Exercise details
Review the lines that follow and copy each one that contains the word "type".

Given data
>> START
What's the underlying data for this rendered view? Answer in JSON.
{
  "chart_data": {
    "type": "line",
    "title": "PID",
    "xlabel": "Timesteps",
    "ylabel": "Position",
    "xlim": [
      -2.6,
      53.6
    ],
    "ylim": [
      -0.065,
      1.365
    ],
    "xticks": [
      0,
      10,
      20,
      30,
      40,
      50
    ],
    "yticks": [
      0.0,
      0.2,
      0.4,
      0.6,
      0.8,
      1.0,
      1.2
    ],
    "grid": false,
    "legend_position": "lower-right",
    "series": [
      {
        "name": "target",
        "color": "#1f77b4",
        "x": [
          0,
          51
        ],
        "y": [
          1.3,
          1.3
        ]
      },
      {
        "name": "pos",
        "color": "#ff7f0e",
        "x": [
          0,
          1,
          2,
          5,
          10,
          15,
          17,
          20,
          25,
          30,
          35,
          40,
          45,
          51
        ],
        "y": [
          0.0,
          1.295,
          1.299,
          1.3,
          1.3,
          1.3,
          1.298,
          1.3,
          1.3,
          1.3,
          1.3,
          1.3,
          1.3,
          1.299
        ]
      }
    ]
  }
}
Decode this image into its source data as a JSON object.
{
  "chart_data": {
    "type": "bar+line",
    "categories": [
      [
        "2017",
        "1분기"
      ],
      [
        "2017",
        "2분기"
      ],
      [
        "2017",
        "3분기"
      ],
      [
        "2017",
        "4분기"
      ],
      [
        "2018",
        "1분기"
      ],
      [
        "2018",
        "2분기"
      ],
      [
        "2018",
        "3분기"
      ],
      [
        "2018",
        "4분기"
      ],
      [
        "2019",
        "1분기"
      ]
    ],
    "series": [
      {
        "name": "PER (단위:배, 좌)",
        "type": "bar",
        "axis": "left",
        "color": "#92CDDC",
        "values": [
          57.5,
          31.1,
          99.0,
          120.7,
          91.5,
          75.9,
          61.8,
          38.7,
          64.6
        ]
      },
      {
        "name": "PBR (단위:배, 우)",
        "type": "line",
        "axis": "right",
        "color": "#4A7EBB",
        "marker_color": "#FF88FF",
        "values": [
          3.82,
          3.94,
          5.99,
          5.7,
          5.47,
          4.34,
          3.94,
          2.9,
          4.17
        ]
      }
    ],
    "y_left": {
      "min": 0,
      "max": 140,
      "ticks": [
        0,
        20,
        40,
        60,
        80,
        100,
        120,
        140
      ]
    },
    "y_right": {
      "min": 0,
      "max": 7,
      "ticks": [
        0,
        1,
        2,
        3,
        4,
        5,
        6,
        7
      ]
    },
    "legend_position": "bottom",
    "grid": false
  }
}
>> END
Answer for this exercise
    "type": "line",
    "type": "bar+line",
        "type": "bar",
        "type": "line",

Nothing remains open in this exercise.